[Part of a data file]
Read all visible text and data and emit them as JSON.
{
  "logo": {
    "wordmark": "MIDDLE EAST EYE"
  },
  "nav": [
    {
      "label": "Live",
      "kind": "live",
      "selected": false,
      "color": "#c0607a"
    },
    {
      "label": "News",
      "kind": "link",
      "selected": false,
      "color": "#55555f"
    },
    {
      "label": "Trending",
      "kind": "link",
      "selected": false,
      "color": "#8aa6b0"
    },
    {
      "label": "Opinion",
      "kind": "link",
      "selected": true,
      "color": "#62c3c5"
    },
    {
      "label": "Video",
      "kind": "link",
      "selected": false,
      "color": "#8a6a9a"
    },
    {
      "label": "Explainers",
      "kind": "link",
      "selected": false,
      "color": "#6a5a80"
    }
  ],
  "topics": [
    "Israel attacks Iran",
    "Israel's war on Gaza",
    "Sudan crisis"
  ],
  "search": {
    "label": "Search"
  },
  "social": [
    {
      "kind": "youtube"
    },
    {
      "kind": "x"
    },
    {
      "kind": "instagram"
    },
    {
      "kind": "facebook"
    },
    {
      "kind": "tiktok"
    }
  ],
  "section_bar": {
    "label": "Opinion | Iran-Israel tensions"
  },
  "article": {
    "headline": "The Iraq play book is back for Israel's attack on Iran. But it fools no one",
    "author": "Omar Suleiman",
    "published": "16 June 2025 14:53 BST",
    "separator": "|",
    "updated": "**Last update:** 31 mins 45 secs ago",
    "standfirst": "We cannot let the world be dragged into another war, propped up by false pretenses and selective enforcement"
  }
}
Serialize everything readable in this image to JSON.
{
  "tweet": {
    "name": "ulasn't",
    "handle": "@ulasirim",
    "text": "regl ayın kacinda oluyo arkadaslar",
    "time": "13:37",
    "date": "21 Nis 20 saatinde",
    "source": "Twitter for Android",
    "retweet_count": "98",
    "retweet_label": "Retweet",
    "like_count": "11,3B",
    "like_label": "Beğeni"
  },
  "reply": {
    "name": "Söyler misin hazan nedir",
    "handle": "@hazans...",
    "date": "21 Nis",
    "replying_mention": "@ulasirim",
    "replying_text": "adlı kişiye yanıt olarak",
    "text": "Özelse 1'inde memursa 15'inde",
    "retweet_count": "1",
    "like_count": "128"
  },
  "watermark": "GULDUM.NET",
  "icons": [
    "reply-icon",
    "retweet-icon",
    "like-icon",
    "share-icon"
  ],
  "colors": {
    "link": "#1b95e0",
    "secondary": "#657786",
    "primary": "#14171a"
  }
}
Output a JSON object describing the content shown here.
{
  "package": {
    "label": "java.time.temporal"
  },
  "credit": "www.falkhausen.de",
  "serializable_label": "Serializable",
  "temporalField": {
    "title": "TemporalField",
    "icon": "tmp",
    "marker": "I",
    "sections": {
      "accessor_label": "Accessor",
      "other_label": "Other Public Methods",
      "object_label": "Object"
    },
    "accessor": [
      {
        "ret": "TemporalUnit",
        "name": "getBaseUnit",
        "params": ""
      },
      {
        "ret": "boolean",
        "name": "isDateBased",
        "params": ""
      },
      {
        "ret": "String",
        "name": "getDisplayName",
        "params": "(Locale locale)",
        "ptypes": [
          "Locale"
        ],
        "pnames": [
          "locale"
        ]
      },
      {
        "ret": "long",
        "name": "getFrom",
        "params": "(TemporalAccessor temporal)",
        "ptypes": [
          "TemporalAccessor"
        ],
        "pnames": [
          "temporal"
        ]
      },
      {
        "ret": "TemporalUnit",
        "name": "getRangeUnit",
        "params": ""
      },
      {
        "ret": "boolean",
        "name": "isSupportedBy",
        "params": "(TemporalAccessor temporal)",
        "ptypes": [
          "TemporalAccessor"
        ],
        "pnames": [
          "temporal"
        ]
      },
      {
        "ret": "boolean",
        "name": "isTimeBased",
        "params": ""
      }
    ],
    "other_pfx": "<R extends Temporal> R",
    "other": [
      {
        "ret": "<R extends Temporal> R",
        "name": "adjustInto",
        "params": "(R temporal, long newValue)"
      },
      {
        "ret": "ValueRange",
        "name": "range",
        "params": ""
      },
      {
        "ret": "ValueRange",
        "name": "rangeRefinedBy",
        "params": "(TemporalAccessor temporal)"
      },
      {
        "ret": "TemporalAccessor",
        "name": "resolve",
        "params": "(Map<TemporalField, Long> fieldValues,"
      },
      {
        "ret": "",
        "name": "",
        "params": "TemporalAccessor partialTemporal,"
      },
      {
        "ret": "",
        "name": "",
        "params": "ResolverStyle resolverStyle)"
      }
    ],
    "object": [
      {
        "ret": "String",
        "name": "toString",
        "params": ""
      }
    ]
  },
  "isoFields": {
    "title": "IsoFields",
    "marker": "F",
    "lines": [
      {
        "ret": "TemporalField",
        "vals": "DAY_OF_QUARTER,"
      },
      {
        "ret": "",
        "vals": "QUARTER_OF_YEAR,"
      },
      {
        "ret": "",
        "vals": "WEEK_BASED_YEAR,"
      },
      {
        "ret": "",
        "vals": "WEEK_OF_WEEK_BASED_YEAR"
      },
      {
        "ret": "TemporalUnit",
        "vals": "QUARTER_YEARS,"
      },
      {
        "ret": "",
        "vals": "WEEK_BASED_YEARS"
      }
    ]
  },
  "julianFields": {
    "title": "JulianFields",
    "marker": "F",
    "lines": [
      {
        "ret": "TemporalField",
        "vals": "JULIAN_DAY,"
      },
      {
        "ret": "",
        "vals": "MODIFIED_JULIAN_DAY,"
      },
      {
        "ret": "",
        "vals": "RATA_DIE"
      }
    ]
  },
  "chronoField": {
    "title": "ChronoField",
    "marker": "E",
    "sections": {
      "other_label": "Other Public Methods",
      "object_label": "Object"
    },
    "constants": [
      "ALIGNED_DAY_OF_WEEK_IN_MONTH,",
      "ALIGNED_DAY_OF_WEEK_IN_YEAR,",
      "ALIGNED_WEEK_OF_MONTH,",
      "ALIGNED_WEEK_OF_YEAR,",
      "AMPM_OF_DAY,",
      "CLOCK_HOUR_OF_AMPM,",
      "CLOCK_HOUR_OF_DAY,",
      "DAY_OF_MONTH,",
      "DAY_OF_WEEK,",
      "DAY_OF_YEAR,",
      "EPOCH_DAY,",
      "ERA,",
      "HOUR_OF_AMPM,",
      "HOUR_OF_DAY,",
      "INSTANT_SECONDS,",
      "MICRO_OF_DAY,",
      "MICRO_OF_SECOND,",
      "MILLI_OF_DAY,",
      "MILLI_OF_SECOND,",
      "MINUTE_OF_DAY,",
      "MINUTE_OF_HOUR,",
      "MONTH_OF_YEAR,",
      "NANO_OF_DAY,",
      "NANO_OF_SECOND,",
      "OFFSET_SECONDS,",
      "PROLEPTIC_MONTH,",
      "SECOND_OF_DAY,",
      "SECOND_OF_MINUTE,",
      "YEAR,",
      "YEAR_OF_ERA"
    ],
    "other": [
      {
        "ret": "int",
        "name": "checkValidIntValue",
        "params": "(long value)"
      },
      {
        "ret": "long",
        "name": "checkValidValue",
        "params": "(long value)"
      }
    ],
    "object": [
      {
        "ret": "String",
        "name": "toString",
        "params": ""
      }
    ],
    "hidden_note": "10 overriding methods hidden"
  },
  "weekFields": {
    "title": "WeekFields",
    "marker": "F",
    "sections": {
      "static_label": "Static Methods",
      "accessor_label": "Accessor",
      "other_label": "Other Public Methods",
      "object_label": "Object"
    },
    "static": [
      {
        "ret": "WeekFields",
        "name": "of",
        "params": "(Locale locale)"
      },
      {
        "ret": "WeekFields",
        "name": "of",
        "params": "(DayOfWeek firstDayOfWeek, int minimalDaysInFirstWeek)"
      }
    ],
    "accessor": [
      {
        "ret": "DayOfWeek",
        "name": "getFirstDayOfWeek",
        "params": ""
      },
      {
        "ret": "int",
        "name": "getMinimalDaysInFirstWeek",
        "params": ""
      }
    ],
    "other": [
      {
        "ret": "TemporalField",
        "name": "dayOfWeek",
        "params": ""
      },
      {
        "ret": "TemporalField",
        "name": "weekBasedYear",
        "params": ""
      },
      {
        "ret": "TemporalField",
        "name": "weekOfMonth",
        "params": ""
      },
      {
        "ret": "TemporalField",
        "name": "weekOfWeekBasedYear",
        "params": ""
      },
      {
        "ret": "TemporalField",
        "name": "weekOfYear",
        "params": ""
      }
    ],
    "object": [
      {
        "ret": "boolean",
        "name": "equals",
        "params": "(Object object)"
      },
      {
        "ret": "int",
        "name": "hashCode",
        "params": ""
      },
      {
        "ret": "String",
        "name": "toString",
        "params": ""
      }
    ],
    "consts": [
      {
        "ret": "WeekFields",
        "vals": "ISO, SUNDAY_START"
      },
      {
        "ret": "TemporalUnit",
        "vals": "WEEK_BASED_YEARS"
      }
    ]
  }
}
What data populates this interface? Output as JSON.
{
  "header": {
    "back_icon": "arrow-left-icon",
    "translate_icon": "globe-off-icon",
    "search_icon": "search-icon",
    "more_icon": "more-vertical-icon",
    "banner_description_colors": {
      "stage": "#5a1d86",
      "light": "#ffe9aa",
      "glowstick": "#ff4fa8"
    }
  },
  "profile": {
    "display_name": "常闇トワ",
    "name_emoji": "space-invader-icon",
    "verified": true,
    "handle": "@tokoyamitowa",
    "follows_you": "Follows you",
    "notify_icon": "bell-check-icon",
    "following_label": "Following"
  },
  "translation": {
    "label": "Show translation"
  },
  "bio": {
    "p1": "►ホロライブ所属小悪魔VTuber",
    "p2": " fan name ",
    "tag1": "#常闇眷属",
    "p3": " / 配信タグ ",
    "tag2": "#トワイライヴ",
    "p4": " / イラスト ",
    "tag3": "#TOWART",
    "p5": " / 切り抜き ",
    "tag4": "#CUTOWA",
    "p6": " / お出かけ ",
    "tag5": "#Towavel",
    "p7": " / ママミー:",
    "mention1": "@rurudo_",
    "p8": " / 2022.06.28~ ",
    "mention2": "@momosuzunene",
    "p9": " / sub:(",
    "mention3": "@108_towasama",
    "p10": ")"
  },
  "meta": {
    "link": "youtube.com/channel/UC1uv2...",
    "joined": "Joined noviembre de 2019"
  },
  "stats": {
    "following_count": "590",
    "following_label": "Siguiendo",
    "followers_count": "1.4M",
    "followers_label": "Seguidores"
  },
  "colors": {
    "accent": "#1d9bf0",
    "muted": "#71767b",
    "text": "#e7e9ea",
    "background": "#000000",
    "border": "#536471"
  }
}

▶ **WHAT YOU SHOULD DO**:
Which lines hold the word "Iran"? Copy all of them.

▶ **EXPECTED OUTPUT**:
    "Israel attacks Iran",
    "label": "Opinion | Iran-Israel tensions"
    "headline": "The Iraq play book is back for Israel's attack on Iran. But it fools no one",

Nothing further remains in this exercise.